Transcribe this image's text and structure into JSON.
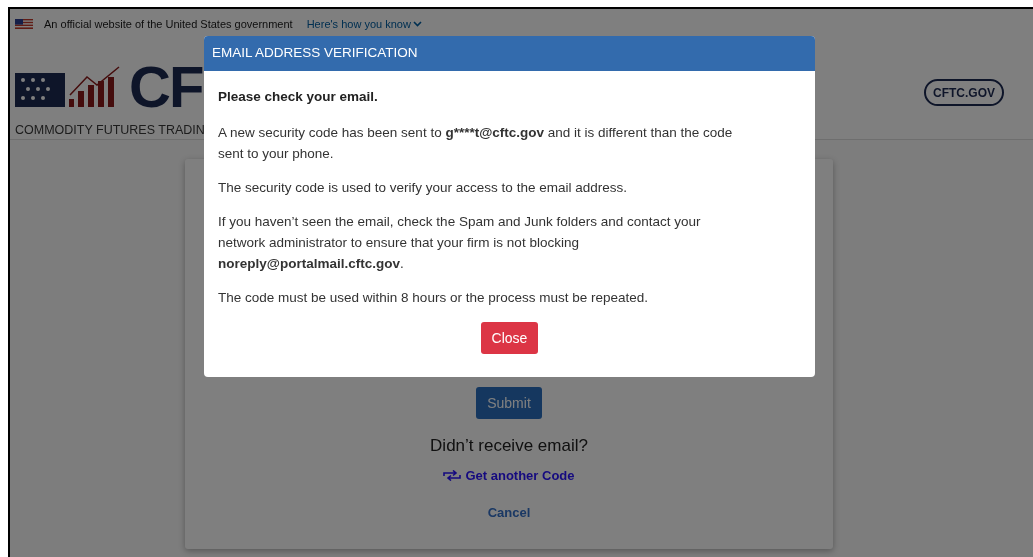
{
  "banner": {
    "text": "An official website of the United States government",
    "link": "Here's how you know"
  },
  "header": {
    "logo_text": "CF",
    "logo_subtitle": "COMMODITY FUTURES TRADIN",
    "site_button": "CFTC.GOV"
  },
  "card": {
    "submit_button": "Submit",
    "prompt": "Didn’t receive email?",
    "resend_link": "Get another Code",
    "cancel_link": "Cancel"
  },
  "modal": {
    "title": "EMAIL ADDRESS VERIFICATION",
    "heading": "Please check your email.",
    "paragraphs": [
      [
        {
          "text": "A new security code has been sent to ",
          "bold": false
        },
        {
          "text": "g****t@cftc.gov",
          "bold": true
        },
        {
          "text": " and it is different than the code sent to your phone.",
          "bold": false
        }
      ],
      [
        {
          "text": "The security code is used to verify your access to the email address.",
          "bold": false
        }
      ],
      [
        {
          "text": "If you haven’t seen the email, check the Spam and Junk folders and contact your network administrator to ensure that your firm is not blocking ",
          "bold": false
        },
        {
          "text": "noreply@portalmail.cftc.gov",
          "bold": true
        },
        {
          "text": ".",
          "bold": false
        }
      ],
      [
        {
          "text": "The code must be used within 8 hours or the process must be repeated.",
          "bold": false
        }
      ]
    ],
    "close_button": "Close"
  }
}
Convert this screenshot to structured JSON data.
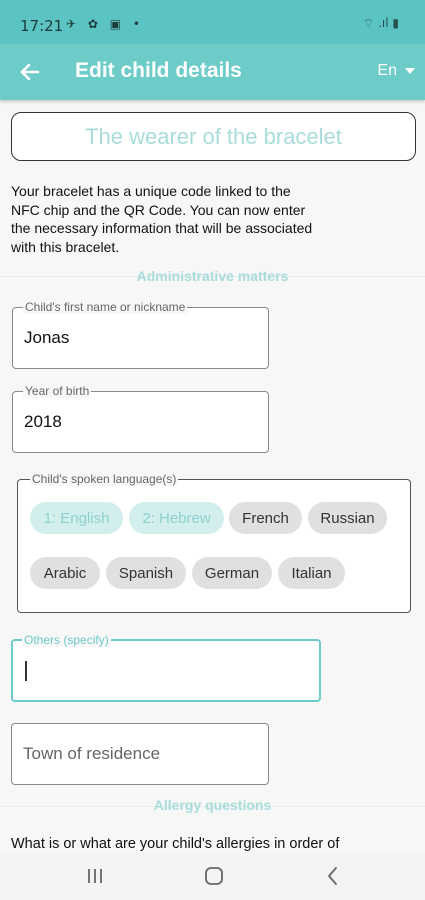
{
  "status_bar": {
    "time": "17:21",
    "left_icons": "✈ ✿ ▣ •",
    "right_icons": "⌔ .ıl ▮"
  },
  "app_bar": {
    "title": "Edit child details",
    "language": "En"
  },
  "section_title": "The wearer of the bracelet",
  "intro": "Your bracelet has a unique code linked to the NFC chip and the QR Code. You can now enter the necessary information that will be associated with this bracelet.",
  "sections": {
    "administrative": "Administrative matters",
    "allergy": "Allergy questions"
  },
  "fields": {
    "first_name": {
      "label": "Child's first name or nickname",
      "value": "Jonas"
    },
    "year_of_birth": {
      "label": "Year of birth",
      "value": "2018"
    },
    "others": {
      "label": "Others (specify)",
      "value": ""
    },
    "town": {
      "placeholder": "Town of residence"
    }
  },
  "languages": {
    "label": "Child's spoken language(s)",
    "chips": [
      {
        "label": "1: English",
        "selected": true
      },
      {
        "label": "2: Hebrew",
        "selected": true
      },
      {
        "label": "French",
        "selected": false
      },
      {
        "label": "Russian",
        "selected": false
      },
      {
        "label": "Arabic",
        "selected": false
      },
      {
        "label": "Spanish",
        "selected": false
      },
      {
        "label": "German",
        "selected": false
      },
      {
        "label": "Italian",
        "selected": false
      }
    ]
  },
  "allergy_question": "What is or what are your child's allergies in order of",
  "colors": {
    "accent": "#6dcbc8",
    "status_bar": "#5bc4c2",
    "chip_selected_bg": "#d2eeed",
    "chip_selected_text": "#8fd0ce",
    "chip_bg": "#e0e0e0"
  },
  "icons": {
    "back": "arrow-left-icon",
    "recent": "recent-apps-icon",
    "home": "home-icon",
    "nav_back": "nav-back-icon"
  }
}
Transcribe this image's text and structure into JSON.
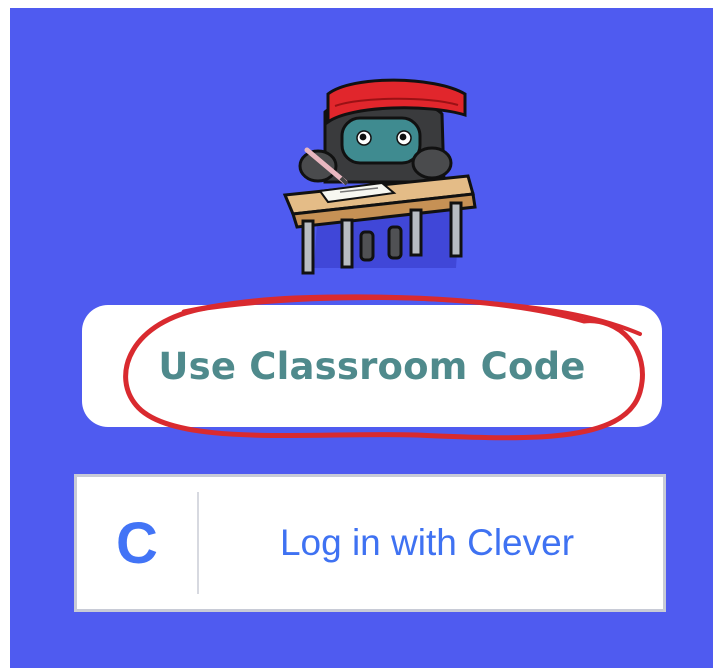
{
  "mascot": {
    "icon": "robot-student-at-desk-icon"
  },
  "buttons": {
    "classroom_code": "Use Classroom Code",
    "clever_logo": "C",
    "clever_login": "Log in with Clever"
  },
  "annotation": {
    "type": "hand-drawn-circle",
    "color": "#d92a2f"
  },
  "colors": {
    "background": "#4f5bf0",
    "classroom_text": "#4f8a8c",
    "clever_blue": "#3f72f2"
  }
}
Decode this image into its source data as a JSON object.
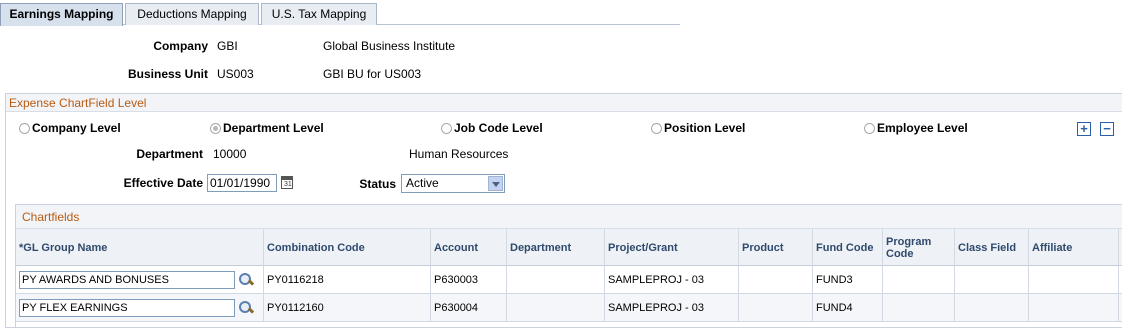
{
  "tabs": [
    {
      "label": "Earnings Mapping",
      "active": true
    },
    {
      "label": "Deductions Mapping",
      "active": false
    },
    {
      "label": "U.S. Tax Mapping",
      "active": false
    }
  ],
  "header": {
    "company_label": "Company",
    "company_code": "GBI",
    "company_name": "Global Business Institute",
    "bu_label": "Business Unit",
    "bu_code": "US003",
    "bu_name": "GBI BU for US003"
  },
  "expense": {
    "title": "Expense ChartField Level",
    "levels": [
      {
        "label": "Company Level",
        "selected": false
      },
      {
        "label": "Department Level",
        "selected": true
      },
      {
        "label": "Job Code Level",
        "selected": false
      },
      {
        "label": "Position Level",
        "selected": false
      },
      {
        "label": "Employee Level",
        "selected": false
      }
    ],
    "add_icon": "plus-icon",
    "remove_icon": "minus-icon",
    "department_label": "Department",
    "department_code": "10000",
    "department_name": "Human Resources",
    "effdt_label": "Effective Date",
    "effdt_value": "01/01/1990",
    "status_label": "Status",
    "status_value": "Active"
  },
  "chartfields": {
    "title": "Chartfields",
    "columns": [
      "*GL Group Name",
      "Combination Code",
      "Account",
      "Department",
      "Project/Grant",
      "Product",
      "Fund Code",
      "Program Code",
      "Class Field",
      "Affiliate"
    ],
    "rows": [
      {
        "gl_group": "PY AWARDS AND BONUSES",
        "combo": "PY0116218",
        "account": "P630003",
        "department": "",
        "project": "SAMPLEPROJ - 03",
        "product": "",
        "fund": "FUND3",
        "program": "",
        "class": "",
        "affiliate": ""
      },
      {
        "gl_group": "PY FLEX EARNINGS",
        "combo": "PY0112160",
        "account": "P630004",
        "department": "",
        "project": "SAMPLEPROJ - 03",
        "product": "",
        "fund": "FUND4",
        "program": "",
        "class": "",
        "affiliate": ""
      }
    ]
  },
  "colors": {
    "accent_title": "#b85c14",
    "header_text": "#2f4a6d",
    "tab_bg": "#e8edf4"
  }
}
########
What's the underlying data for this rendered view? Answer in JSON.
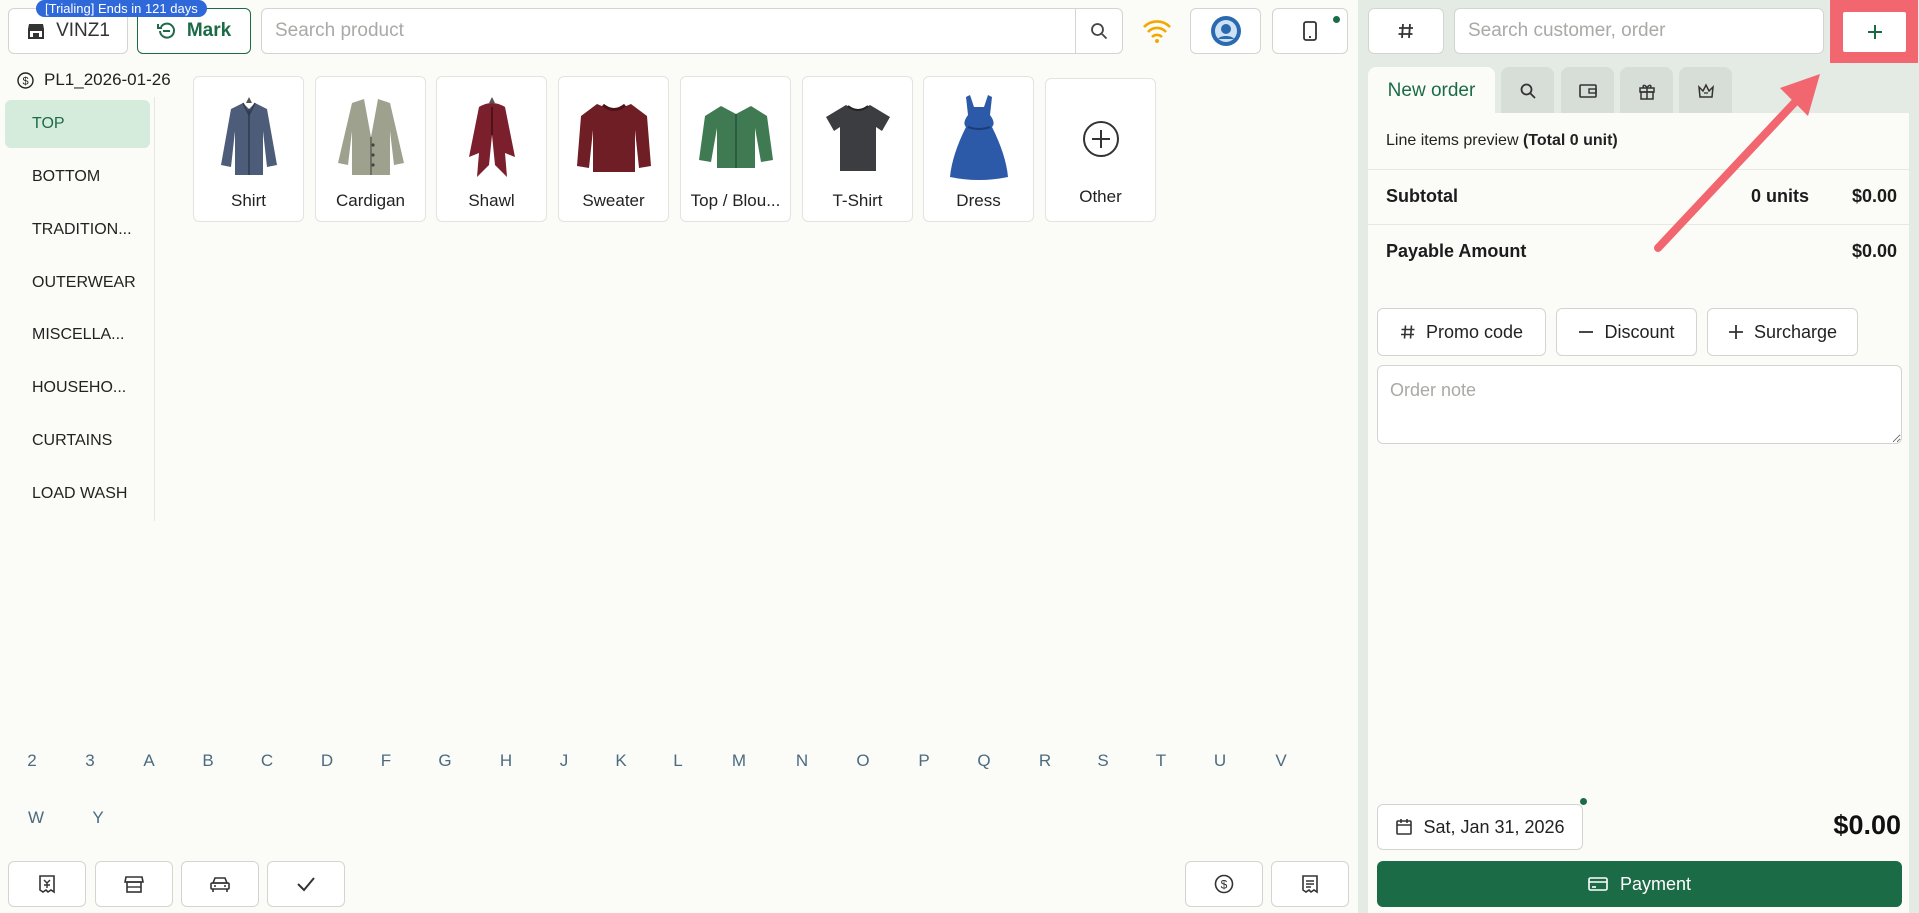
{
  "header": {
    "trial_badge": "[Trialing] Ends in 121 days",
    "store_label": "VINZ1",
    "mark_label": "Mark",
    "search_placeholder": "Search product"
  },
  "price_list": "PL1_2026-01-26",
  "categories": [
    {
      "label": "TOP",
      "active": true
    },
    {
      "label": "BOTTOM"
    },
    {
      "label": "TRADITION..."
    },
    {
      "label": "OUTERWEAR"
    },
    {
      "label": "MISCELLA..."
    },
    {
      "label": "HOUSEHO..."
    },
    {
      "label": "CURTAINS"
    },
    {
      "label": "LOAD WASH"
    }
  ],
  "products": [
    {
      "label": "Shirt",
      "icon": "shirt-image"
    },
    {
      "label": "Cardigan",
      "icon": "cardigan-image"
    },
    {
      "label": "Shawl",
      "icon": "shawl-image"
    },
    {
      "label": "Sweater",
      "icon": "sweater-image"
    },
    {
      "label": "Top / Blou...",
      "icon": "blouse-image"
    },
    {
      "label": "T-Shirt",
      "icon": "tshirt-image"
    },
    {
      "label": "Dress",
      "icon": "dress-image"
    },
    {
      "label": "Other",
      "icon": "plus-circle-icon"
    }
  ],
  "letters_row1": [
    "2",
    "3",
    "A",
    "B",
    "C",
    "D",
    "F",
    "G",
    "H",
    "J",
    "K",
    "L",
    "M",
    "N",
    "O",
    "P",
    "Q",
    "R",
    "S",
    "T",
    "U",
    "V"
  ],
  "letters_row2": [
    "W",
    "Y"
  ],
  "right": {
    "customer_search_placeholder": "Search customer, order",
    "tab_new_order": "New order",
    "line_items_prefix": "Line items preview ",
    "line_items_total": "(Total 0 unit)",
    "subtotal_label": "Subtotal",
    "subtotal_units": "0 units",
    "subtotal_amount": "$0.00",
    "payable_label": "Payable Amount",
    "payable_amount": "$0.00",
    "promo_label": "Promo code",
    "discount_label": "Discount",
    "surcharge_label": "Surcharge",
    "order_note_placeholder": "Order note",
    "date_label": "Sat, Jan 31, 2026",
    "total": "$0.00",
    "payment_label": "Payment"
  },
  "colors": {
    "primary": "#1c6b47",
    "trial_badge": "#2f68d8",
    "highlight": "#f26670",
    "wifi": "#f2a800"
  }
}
########
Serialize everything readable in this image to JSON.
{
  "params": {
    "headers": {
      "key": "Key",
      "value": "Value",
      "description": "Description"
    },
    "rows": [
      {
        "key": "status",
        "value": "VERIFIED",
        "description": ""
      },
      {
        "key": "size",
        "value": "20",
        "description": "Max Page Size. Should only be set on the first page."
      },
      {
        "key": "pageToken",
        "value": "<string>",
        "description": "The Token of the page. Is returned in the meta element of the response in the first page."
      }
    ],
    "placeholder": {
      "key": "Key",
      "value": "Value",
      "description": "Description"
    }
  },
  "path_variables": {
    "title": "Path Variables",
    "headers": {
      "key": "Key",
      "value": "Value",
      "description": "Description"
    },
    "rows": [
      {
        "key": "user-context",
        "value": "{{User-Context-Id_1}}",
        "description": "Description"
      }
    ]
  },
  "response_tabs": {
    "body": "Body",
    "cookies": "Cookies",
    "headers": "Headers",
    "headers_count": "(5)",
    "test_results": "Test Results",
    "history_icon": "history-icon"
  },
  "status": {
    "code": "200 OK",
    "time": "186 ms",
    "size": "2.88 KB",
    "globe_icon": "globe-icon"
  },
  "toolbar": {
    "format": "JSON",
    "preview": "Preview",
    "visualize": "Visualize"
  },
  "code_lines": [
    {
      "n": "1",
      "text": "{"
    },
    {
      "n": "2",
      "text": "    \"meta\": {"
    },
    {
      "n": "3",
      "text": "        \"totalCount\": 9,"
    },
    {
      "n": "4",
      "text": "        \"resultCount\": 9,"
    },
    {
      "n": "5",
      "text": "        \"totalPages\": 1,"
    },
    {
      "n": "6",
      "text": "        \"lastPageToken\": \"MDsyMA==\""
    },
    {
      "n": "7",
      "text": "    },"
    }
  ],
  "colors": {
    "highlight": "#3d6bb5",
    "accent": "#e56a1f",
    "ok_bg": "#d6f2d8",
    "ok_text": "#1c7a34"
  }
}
########
### REQUIREMENT:
Go through the listing above and work out how many lines contain the string "data". Reply with the number alone.

### WRITTEN SOLUTION:
3